━━ Records for this task

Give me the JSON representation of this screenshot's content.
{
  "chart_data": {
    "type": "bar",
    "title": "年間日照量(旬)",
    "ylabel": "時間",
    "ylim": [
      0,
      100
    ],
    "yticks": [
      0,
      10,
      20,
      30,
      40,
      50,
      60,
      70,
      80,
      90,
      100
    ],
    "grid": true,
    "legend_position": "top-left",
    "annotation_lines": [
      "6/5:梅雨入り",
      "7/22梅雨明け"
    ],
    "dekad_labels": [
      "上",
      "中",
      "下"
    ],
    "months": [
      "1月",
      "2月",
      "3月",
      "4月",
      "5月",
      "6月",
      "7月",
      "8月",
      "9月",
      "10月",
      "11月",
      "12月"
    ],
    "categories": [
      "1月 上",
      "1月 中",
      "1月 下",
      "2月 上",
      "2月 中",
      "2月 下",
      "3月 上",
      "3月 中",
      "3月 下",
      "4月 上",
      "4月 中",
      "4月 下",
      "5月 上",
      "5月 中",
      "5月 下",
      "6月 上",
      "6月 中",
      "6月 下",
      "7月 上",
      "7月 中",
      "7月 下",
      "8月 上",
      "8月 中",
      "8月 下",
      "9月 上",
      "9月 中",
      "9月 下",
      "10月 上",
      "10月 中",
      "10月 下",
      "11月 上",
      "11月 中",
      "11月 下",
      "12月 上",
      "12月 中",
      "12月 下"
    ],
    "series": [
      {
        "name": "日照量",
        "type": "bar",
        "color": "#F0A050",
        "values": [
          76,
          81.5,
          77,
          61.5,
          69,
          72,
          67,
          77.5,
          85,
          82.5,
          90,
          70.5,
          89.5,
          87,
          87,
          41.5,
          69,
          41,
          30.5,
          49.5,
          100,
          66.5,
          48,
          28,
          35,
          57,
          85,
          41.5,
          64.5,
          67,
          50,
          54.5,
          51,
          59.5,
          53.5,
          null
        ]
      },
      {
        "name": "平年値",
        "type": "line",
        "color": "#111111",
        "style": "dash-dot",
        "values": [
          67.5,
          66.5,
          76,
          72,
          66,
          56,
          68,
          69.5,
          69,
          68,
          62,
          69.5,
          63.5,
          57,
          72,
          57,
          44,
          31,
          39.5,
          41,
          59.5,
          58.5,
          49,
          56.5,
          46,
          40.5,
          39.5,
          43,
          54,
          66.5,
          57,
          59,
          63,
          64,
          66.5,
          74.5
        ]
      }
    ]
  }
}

━━━━

Copy every record exactly as presented.

Give me the JSON representation of this screenshot's content.
{
  "chart_data": {
    "type": "bar",
    "title": "年間日照量(旬)",
    "ylabel": "時間",
    "ylim": [
      0,
      100
    ],
    "yticks": [
      0,
      10,
      20,
      30,
      40,
      50,
      60,
      70,
      80,
      90,
      100
    ],
    "grid": true,
    "legend_position": "top-left",
    "annotation_lines": [
      "6/5:梅雨入り",
      "7/22梅雨明け"
    ],
    "dekad_labels": [
      "上",
      "中",
      "下"
    ],
    "months": [
      "1月",
      "2月",
      "3月",
      "4月",
      "5月",
      "6月",
      "7月",
      "8月",
      "9月",
      "10月",
      "11月",
      "12月"
    ],
    "categories": [
      "1月 上",
      "1月 中",
      "1月 下",
      "2月 上",
      "2月 中",
      "2月 下",
      "3月 上",
      "3月 中",
      "3月 下",
      "4月 上",
      "4月 中",
      "4月 下",
      "5月 上",
      "5月 中",
      "5月 下",
      "6月 上",
      "6月 中",
      "6月 下",
      "7月 上",
      "7月 中",
      "7月 下",
      "8月 上",
      "8月 中",
      "8月 下",
      "9月 上",
      "9月 中",
      "9月 下",
      "10月 上",
      "10月 中",
      "10月 下",
      "11月 上",
      "11月 中",
      "11月 下",
      "12月 上",
      "12月 中",
      "12月 下"
    ],
    "series": [
      {
        "name": "日照量",
        "type": "bar",
        "color": "#F0A050",
        "values": [
          76,
          81.5,
          77,
          61.5,
          69,
          72,
          67,
          77.5,
          85,
          82.5,
          90,
          70.5,
          89.5,
          87,
          87,
          41.5,
          69,
          41,
          30.5,
          49.5,
          100,
          66.5,
          48,
          28,
          35,
          57,
          85,
          41.5,
          64.5,
          67,
          50,
          54.5,
          51,
          59.5,
          53.5,
          null
        ]
      },
      {
        "name": "平年値",
        "type": "line",
        "color": "#111111",
        "style": "dash-dot",
        "values": [
          67.5,
          66.5,
          76,
          72,
          66,
          56,
          68,
          69.5,
          69,
          68,
          62,
          69.5,
          63.5,
          57,
          72,
          57,
          44,
          31,
          39.5,
          41,
          59.5,
          58.5,
          49,
          56.5,
          46,
          40.5,
          39.5,
          43,
          54,
          66.5,
          57,
          59,
          63,
          64,
          66.5,
          74.5
        ]
      }
    ]
  }
}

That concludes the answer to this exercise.